## TASK BRIEF
Copy out all lines that carry the word "JSON".
☆ ☆ ☆
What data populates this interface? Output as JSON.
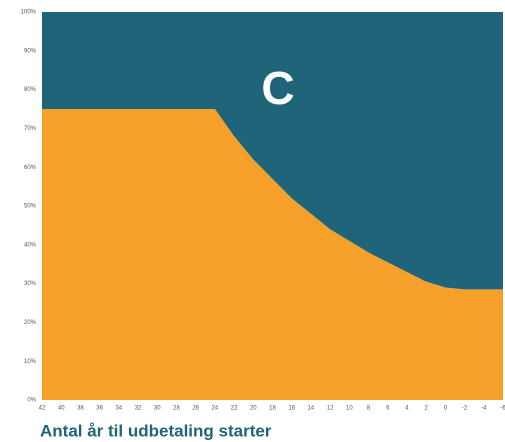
{
  "chart_data": {
    "type": "stacked-area",
    "annotation": "C",
    "x_label": "Antal år til udbetaling starter",
    "categories": [
      "42",
      "40",
      "38",
      "36",
      "34",
      "32",
      "30",
      "28",
      "26",
      "24",
      "22",
      "20",
      "18",
      "16",
      "14",
      "12",
      "10",
      "8",
      "6",
      "4",
      "2",
      "0",
      "-2",
      "-4",
      "-6"
    ],
    "series": [
      {
        "color": "#f5a02a",
        "values": [
          75,
          75,
          75,
          75,
          75,
          75,
          75,
          75,
          75,
          75,
          68,
          62,
          57,
          52,
          48,
          44,
          41,
          38,
          35.5,
          33,
          30.5,
          29,
          28.5,
          28.5,
          28.5
        ]
      },
      {
        "color": "#1f6479",
        "values": [
          25,
          25,
          25,
          25,
          25,
          25,
          25,
          25,
          25,
          25,
          32,
          38,
          43,
          48,
          52,
          56,
          59,
          62,
          64.5,
          67,
          69.5,
          71,
          71.5,
          71.5,
          71.5
        ]
      }
    ],
    "ylim": [
      0,
      100
    ],
    "yticks": [
      {
        "value": 0,
        "label": "0%"
      },
      {
        "value": 10,
        "label": "10%"
      },
      {
        "value": 20,
        "label": "20%"
      },
      {
        "value": 30,
        "label": "30%"
      },
      {
        "value": 40,
        "label": "40%"
      },
      {
        "value": 50,
        "label": "50%"
      },
      {
        "value": 60,
        "label": "60%"
      },
      {
        "value": 70,
        "label": "70%"
      },
      {
        "value": 80,
        "label": "80%"
      },
      {
        "value": 90,
        "label": "90%"
      },
      {
        "value": 100,
        "label": "100%"
      }
    ]
  }
}
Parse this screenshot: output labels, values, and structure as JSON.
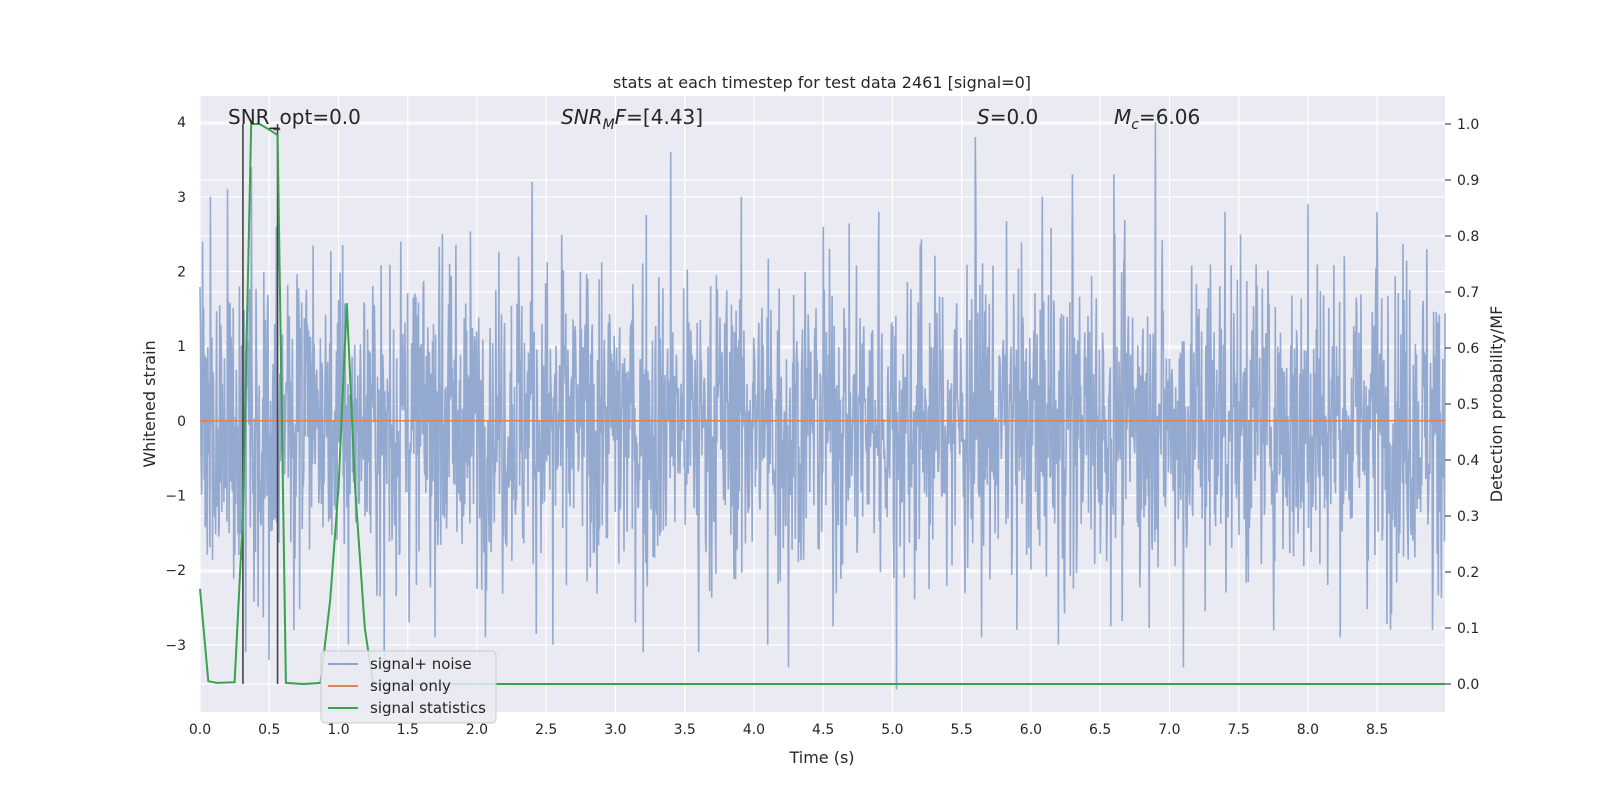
{
  "chart_data": {
    "type": "line",
    "title": "stats at each timestep for test data 2461 [signal=0]",
    "xlabel": "Time (s)",
    "ylabel": "Whitened strain",
    "ylabel_right": "Detection probability/MF",
    "xlim": [
      0.0,
      8.99
    ],
    "ylim": [
      -3.9,
      4.35
    ],
    "ylim_right": [
      -0.05,
      1.05
    ],
    "x_ticks": [
      "0.0",
      "0.5",
      "1.0",
      "1.5",
      "2.0",
      "2.5",
      "3.0",
      "3.5",
      "4.0",
      "4.5",
      "5.0",
      "5.5",
      "6.0",
      "6.5",
      "7.0",
      "7.5",
      "8.0",
      "8.5"
    ],
    "y_ticks": [
      "−3",
      "−2",
      "−1",
      "0",
      "1",
      "2",
      "3",
      "4"
    ],
    "y_right_ticks": [
      "0.0",
      "0.1",
      "0.2",
      "0.3",
      "0.4",
      "0.5",
      "0.6",
      "0.7",
      "0.8",
      "0.9",
      "1.0"
    ],
    "grid": true,
    "legend_position": "lower-left",
    "annotations": {
      "snr_opt": "SNR_opt=0.0",
      "snr_mf": "=[4.43]",
      "snr_mf_sym": "SNR",
      "snr_mf_sub": "M",
      "snr_mf_tail": "F",
      "s_sym": "S",
      "s_val": "=0.0",
      "mc_sym": "M",
      "mc_sub": "c",
      "mc_val": "=6.06"
    },
    "vertical_markers_x": [
      0.31,
      0.56
    ],
    "series": [
      {
        "name": "signal+ noise",
        "color": "#8fa5cc",
        "description": "dense whitened noise, approximately Gaussian around 0, peak excursions between -3.6 and 4.0",
        "peaks": [
          [
            0.02,
            2.4
          ],
          [
            0.2,
            3.1
          ],
          [
            0.33,
            -3.1
          ],
          [
            0.37,
            3.4
          ],
          [
            0.5,
            -3.2
          ],
          [
            0.55,
            2.6
          ],
          [
            0.68,
            -2.8
          ],
          [
            1.07,
            -3.0
          ],
          [
            1.33,
            -3.3
          ],
          [
            1.45,
            2.4
          ],
          [
            1.75,
            2.5
          ],
          [
            2.3,
            2.2
          ],
          [
            2.4,
            3.2
          ],
          [
            2.55,
            -3.0
          ],
          [
            3.2,
            -3.1
          ],
          [
            3.4,
            3.6
          ],
          [
            3.6,
            -3.1
          ],
          [
            4.1,
            -3.0
          ],
          [
            4.25,
            -3.3
          ],
          [
            4.5,
            2.6
          ],
          [
            4.9,
            2.8
          ],
          [
            5.03,
            -3.6
          ],
          [
            5.6,
            3.8
          ],
          [
            5.9,
            -2.8
          ],
          [
            6.2,
            -3.0
          ],
          [
            6.3,
            3.3
          ],
          [
            6.6,
            3.3
          ],
          [
            6.9,
            4.0
          ],
          [
            7.1,
            -3.3
          ],
          [
            7.4,
            2.8
          ],
          [
            8.0,
            2.9
          ],
          [
            8.5,
            2.8
          ],
          [
            8.9,
            2.6
          ],
          [
            8.9,
            -2.8
          ]
        ]
      },
      {
        "name": "signal only",
        "color": "#dd8452",
        "x": [
          0.0,
          8.99
        ],
        "y": [
          0.0,
          0.0
        ]
      },
      {
        "name": "signal statistics",
        "color": "#3ba150",
        "axis": "right",
        "x": [
          0.0,
          0.06,
          0.12,
          0.25,
          0.31,
          0.37,
          0.43,
          0.5,
          0.56,
          0.62,
          0.75,
          0.87,
          0.94,
          1.0,
          1.06,
          1.12,
          1.19,
          1.25,
          1.31,
          8.99
        ],
        "y": [
          0.17,
          0.005,
          0.002,
          0.003,
          0.3,
          1.0,
          1.0,
          0.99,
          0.98,
          0.002,
          0.0,
          0.002,
          0.15,
          0.35,
          0.68,
          0.35,
          0.1,
          0.0,
          0.0,
          0.0
        ]
      }
    ]
  }
}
☆ ☆ ☆
## RESULT FOR THIS TASK
What data populates this interface? Output as JSON.
Parse this screenshot: output labels, values, and structure as JSON.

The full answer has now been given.